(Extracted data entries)
--------------------------------------------------
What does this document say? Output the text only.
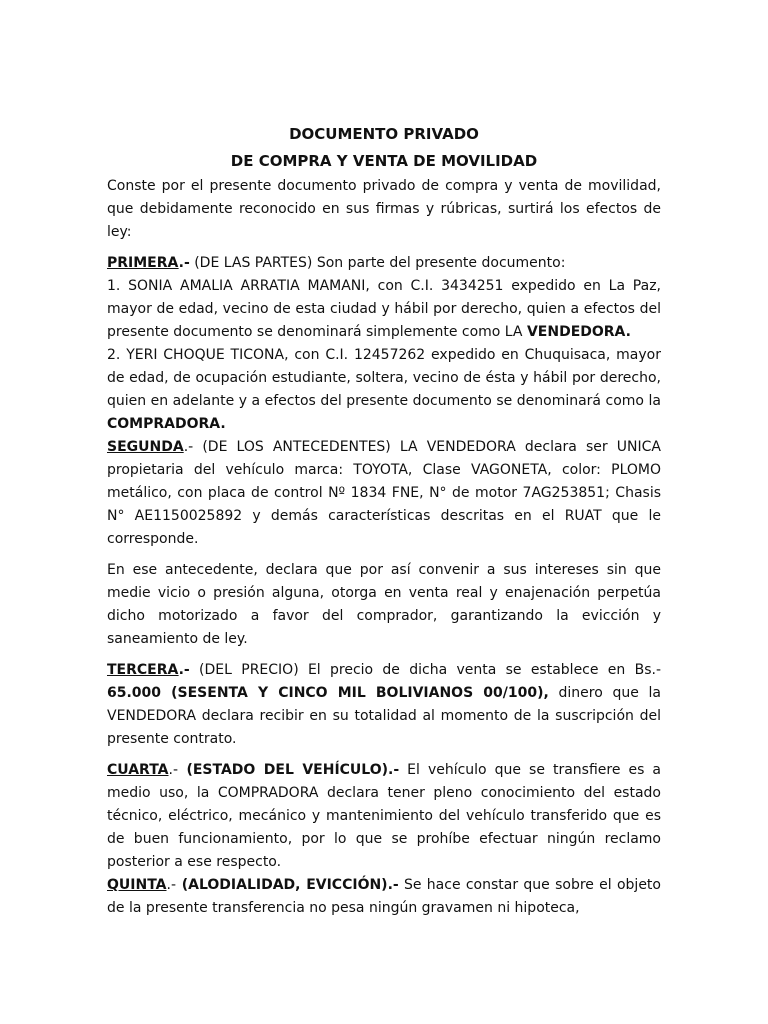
DOCUMENTO PRIVADO

DE COMPRA Y VENTA DE MOVILIDAD

Conste por el presente documento privado de compra y venta de movilidad, que debidamente reconocido en sus firmas y rúbricas, surtirá los efectos de ley:

PRIMERA.- (DE LAS PARTES) Son parte del presente documento:

1. SONIA AMALIA ARRATIA MAMANI, con C.I. 3434251 expedido en La Paz, mayor de edad, vecino de esta ciudad y hábil por derecho, quien a efectos del presente documento se denominará simplemente como LA VENDEDORA.

2. YERI CHOQUE TICONA, con C.I. 12457262 expedido en Chuquisaca, mayor de edad, de ocupación estudiante, soltera, vecino de ésta y hábil por derecho, quien en adelante y a efectos del presente documento se denominará como la COMPRADORA.

SEGUNDA.- (DE LOS ANTECEDENTES) LA VENDEDORA declara ser UNICA propietaria del vehículo marca: TOYOTA, Clase VAGONETA, color: PLOMO metálico, con placa de control Nº 1834 FNE, N° de motor 7AG253851; Chasis N° AE1150025892 y demás características descritas en el RUAT que le corresponde.

En ese antecedente, declara que por así convenir a sus intereses sin que medie vicio o presión alguna, otorga en venta real y enajenación perpetúa dicho motorizado a favor del comprador, garantizando la evicción y saneamiento de ley.

TERCERA.- (DEL PRECIO) El precio de dicha venta se establece en Bs.- 65.000 (SESENTA Y CINCO MIL BOLIVIANOS 00/100), dinero que la VENDEDORA declara recibir en su totalidad al momento de la suscripción del presente contrato.

CUARTA.- (ESTADO DEL VEHÍCULO).- El vehículo que se transfiere es a medio uso, la COMPRADORA declara tener pleno conocimiento del estado técnico, eléctrico, mecánico y mantenimiento del vehículo transferido que es de buen funcionamiento, por lo que se prohíbe efectuar ningún reclamo posterior a ese respecto.

QUINTA.- (ALODIALIDAD, EVICCIÓN).- Se hace constar que sobre el objeto de la presente transferencia no pesa ningún gravamen ni hipoteca,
--------------------------------------------------
PROBLEM TO WORK ON:
Omit the pictures, then quote the rest of the material above exactly.

THE RESPONSE:
What does this document say? Output the text only.
DOCUMENTO PRIVADO

DE COMPRA Y VENTA DE MOVILIDAD

Conste por el presente documento privado de compra y venta de movilidad, que debidamente reconocido en sus firmas y rúbricas, surtirá los efectos de ley:

PRIMERA.- (DE LAS PARTES) Son parte del presente documento:

1. SONIA AMALIA ARRATIA MAMANI, con C.I. 3434251 expedido en La Paz, mayor de edad, vecino de esta ciudad y hábil por derecho, quien a efectos del presente documento se denominará simplemente como LA VENDEDORA.

2. YERI CHOQUE TICONA, con C.I. 12457262 expedido en Chuquisaca, mayor de edad, de ocupación estudiante, soltera, vecino de ésta y hábil por derecho, quien en adelante y a efectos del presente documento se denominará como la COMPRADORA.

SEGUNDA.- (DE LOS ANTECEDENTES) LA VENDEDORA declara ser UNICA propietaria del vehículo marca: TOYOTA, Clase VAGONETA, color: PLOMO metálico, con placa de control Nº 1834 FNE, N° de motor 7AG253851; Chasis N° AE1150025892 y demás características descritas en el RUAT que le corresponde.

En ese antecedente, declara que por así convenir a sus intereses sin que medie vicio o presión alguna, otorga en venta real y enajenación perpetúa dicho motorizado a favor del comprador, garantizando la evicción y saneamiento de ley.

TERCERA.- (DEL PRECIO) El precio de dicha venta se establece en Bs.- 65.000 (SESENTA Y CINCO MIL BOLIVIANOS 00/100), dinero que la VENDEDORA declara recibir en su totalidad al momento de la suscripción del presente contrato.

CUARTA.- (ESTADO DEL VEHÍCULO).- El vehículo que se transfiere es a medio uso, la COMPRADORA declara tener pleno conocimiento del estado técnico, eléctrico, mecánico y mantenimiento del vehículo transferido que es de buen funcionamiento, por lo que se prohíbe efectuar ningún reclamo posterior a ese respecto.

QUINTA.- (ALODIALIDAD, EVICCIÓN).- Se hace constar que sobre el objeto de la presente transferencia no pesa ningún gravamen ni hipoteca,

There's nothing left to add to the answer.